::: Records for this exercise :::
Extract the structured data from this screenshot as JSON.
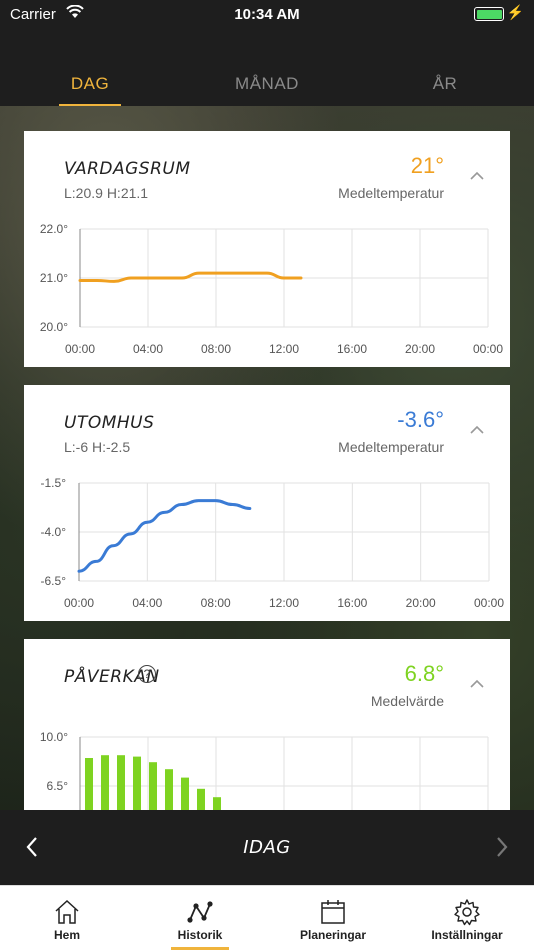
{
  "status": {
    "carrier": "Carrier",
    "time": "10:34 AM"
  },
  "tabs": [
    {
      "label": "DAG",
      "active": true
    },
    {
      "label": "MÅNAD",
      "active": false
    },
    {
      "label": "ÅR",
      "active": false
    }
  ],
  "cards": [
    {
      "title": "VARDAGSRUM",
      "sub": "L:20.9 H:21.1",
      "value": "21°",
      "value_label": "Medeltemperatur",
      "value_color": "#f0a020"
    },
    {
      "title": "UTOMHUS",
      "sub": "L:-6 H:-2.5",
      "value": "-3.6°",
      "value_label": "Medeltemperatur",
      "value_color": "#3a7bd5"
    },
    {
      "title": "PÅVERKAN",
      "value": "6.8°",
      "value_label": "Medelvärde",
      "value_color": "#7ed321"
    }
  ],
  "chart_data": [
    {
      "type": "line",
      "series": [
        {
          "x": [
            "00:00",
            "01:00",
            "02:00",
            "03:00",
            "04:00",
            "05:00",
            "06:00",
            "07:00",
            "08:00",
            "09:00",
            "10:00",
            "11:00",
            "12:00",
            "13:00"
          ],
          "values": [
            20.95,
            20.95,
            20.93,
            21.0,
            21.0,
            21.0,
            21.0,
            21.1,
            21.1,
            21.1,
            21.1,
            21.1,
            21.0,
            21.0
          ]
        }
      ],
      "color": "#f0a020",
      "yticks": [
        "22.0°",
        "21.0°",
        "20.0°"
      ],
      "ylim": [
        20.0,
        22.0
      ],
      "xticks": [
        "00:00",
        "04:00",
        "08:00",
        "12:00",
        "16:00",
        "20:00",
        "00:00"
      ],
      "xlim": [
        0,
        24
      ]
    },
    {
      "type": "line",
      "series": [
        {
          "x": [
            "00:00",
            "01:00",
            "02:00",
            "03:00",
            "04:00",
            "05:00",
            "06:00",
            "07:00",
            "08:00",
            "09:00",
            "10:00"
          ],
          "values": [
            -6.0,
            -5.5,
            -4.7,
            -4.1,
            -3.5,
            -3.0,
            -2.6,
            -2.4,
            -2.4,
            -2.6,
            -2.8
          ]
        }
      ],
      "color": "#3a7bd5",
      "yticks": [
        "-1.5°",
        "-4.0°",
        "-6.5°"
      ],
      "ylim": [
        -6.5,
        -1.5
      ],
      "xticks": [
        "00:00",
        "04:00",
        "08:00",
        "12:00",
        "16:00",
        "20:00",
        "00:00"
      ],
      "xlim": [
        0,
        24
      ]
    },
    {
      "type": "bar",
      "series": [
        {
          "x": [
            "00:00",
            "01:00",
            "02:00",
            "03:00",
            "04:00",
            "05:00",
            "06:00",
            "07:00",
            "08:00"
          ],
          "values": [
            8.5,
            8.7,
            8.7,
            8.6,
            8.2,
            7.7,
            7.1,
            6.3,
            5.7
          ]
        }
      ],
      "color": "#7ed321",
      "yticks": [
        "10.0°",
        "6.5°"
      ],
      "ylim": [
        3.0,
        10.0
      ]
    }
  ],
  "date_bar": {
    "label": "IDAG"
  },
  "nav": [
    {
      "label": "Hem",
      "icon": "home-icon",
      "active": false
    },
    {
      "label": "Historik",
      "icon": "history-icon",
      "active": true
    },
    {
      "label": "Planeringar",
      "icon": "calendar-icon",
      "active": false
    },
    {
      "label": "Inställningar",
      "icon": "gear-icon",
      "active": false
    }
  ]
}
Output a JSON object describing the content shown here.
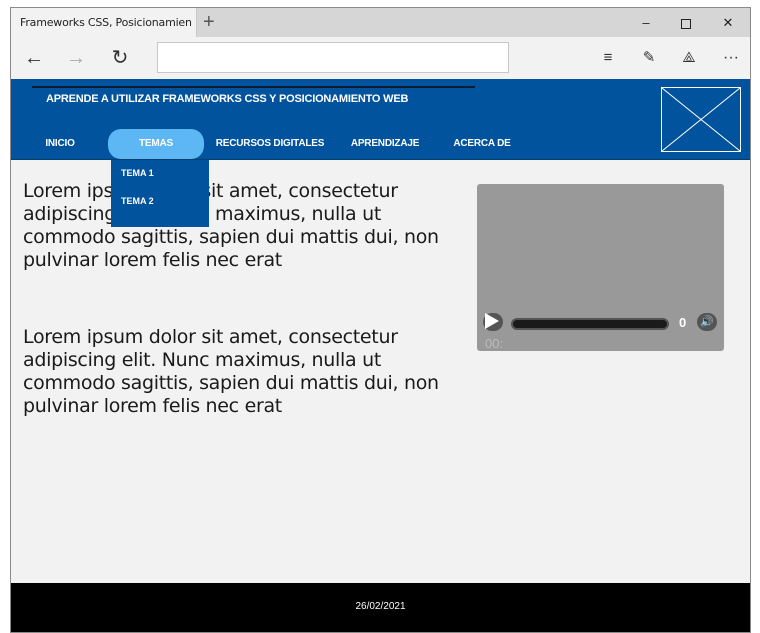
{
  "browser": {
    "tab_title": "Frameworks CSS, Posicionamiento web",
    "new_tab": "+",
    "min": "–",
    "close": "✕",
    "back": "←",
    "forward": "→",
    "refresh": "↻",
    "address_value": "",
    "reading_view": "≡",
    "notes": "✎",
    "share": "⟁",
    "more": "···"
  },
  "site": {
    "title": "APRENDE A UTILIZAR FRAMEWORKS CSS Y POSICIONAMIENTO WEB",
    "header_color": "#00539c",
    "active_color": "#5eb7f5",
    "menu": [
      "INICIO",
      "TEMAS",
      "RECURSOS DIGITALES",
      "APRENDIZAJE",
      "ACERCA DE"
    ],
    "active_menu": "TEMAS",
    "dropdown": [
      "TEMA 1",
      "TEMA 2"
    ]
  },
  "content": {
    "paragraph_1": "Lorem ipsum dolor sit amet, consectetur adipiscing elit. Nunc maximus, nulla ut commodo sagittis, sapien dui mattis dui, non pulvinar lorem felis nec erat",
    "paragraph_2": "Lorem ipsum dolor sit amet, consectetur adipiscing elit. Nunc maximus, nulla ut commodo sagittis, sapien dui mattis dui, non pulvinar lorem felis nec erat",
    "video": {
      "time_inline": "0",
      "time_below": "00:"
    }
  },
  "footer": {
    "date": "26/02/2021"
  }
}
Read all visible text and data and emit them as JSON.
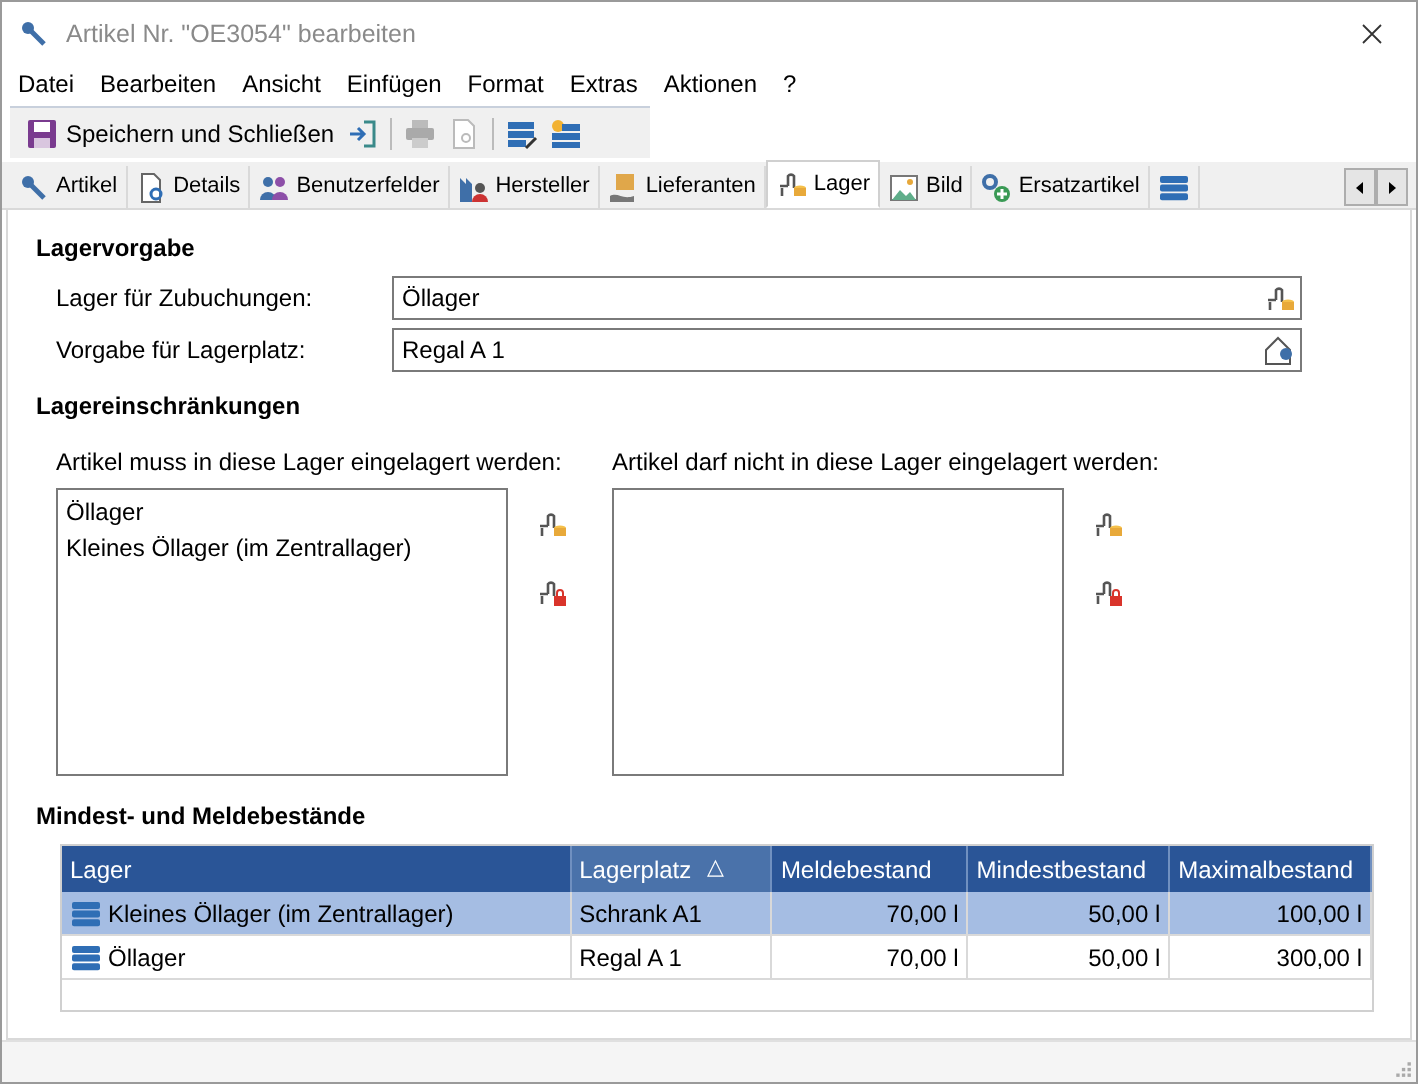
:::
Set every line down exactly as written, leaving each picture out.

Extract the structured data from this screenshot as JSON.
{
  "status": {
    "carrier": "Carrier",
    "time": "10:34 AM"
  },
  "tabs": [
    {
      "label": "DAG",
      "active": true
    },
    {
      "label": "MÅNAD",
      "active": false
    },
    {
      "label": "ÅR",
      "active": false
    }
  ],
  "cards": [
    {
      "title": "VARDAGSRUM",
      "sub": "L:20.9 H:21.1",
      "value": "21°",
      "value_label": "Medeltemperatur",
      "value_color": "#f0a020"
    },
    {
      "title": "UTOMHUS",
      "sub": "L:-6 H:-2.5",
      "value": "-3.6°",
      "value_label": "Medeltemperatur",
      "value_color": "#3a7bd5"
    },
    {
      "title": "PÅVERKAN",
      "value": "6.8°",
      "value_label": "Medelvärde",
      "value_color": "#7ed321"
    }
  ],
  "chart_data": [
    {
      "type": "line",
      "series": [
        {
          "x": [
            "00:00",
            "01:00",
            "02:00",
            "03:00",
            "04:00",
            "05:00",
            "06:00",
            "07:00",
            "08:00",
            "09:00",
            "10:00",
            "11:00",
            "12:00",
            "13:00"
          ],
          "values": [
            20.95,
            20.95,
            20.93,
            21.0,
            21.0,
            21.0,
            21.0,
            21.1,
            21.1,
            21.1,
            21.1,
            21.1,
            21.0,
            21.0
          ]
        }
      ],
      "color": "#f0a020",
      "yticks": [
        "22.0°",
        "21.0°",
        "20.0°"
      ],
      "ylim": [
        20.0,
        22.0
      ],
      "xticks": [
        "00:00",
        "04:00",
        "08:00",
        "12:00",
        "16:00",
        "20:00",
        "00:00"
      ],
      "xlim": [
        0,
        24
      ]
    },
    {
      "type": "line",
      "series": [
        {
          "x": [
            "00:00",
            "01:00",
            "02:00",
            "03:00",
            "04:00",
            "05:00",
            "06:00",
            "07:00",
            "08:00",
            "09:00",
            "10:00"
          ],
          "values": [
            -6.0,
            -5.5,
            -4.7,
            -4.1,
            -3.5,
            -3.0,
            -2.6,
            -2.4,
            -2.4,
            -2.6,
            -2.8
          ]
        }
      ],
      "color": "#3a7bd5",
      "yticks": [
        "-1.5°",
        "-4.0°",
        "-6.5°"
      ],
      "ylim": [
        -6.5,
        -1.5
      ],
      "xticks": [
        "00:00",
        "04:00",
        "08:00",
        "12:00",
        "16:00",
        "20:00",
        "00:00"
      ],
      "xlim": [
        0,
        24
      ]
    },
    {
      "type": "bar",
      "series": [
        {
          "x": [
            "00:00",
            "01:00",
            "02:00",
            "03:00",
            "04:00",
            "05:00",
            "06:00",
            "07:00",
            "08:00"
          ],
          "values": [
            8.5,
            8.7,
            8.7,
            8.6,
            8.2,
            7.7,
            7.1,
            6.3,
            5.7
          ]
        }
      ],
      "color": "#7ed321",
      "yticks": [
        "10.0°",
        "6.5°"
      ],
      "ylim": [
        3.0,
        10.0
      ]
    }
  ],
  "date_bar": {
    "label": "IDAG"
  },
  "nav": [
    {
      "label": "Hem",
      "icon": "home-icon",
      "active": false
    },
    {
      "label": "Historik",
      "icon": "history-icon",
      "active": true
    },
    {
      "label": "Planeringar",
      "icon": "calendar-icon",
      "active": false
    },
    {
      "label": "Inställningar",
      "icon": "gear-icon",
      "active": false
    }
  ]
}
Output a JSON object describing the content shown here.
{
  "browser": {
    "tab_title": "Frameworks CSS, Posicionamiento web",
    "new_tab": "+",
    "min": "–",
    "close": "✕",
    "back": "←",
    "forward": "→",
    "refresh": "↻",
    "address_value": "",
    "reading_view": "≡",
    "notes": "✎",
    "share": "⟁",
    "more": "···"
  },
  "site": {
    "title": "APRENDE A UTILIZAR FRAMEWORKS CSS Y POSICIONAMIENTO WEB",
    "header_color": "#00539c",
    "active_color": "#5eb7f5",
    "menu": [
      "INICIO",
      "TEMAS",
      "RECURSOS DIGITALES",
      "APRENDIZAJE",
      "ACERCA DE"
    ],
    "active_menu": "TEMAS",
    "dropdown": [
      "TEMA 1",
      "TEMA 2"
    ]
  },
  "content": {
    "paragraph_1": "Lorem ipsum dolor sit amet, consectetur adipiscing elit. Nunc maximus, nulla ut commodo sagittis, sapien dui mattis dui, non pulvinar lorem felis nec erat",
    "paragraph_2": "Lorem ipsum dolor sit amet, consectetur adipiscing elit. Nunc maximus, nulla ut commodo sagittis, sapien dui mattis dui, non pulvinar lorem felis nec erat",
    "video": {
      "time_inline": "0",
      "time_below": "00:"
    }
  },
  "footer": {
    "date": "26/02/2021"
  }
}
Read all visible text and data and emit them as JSON.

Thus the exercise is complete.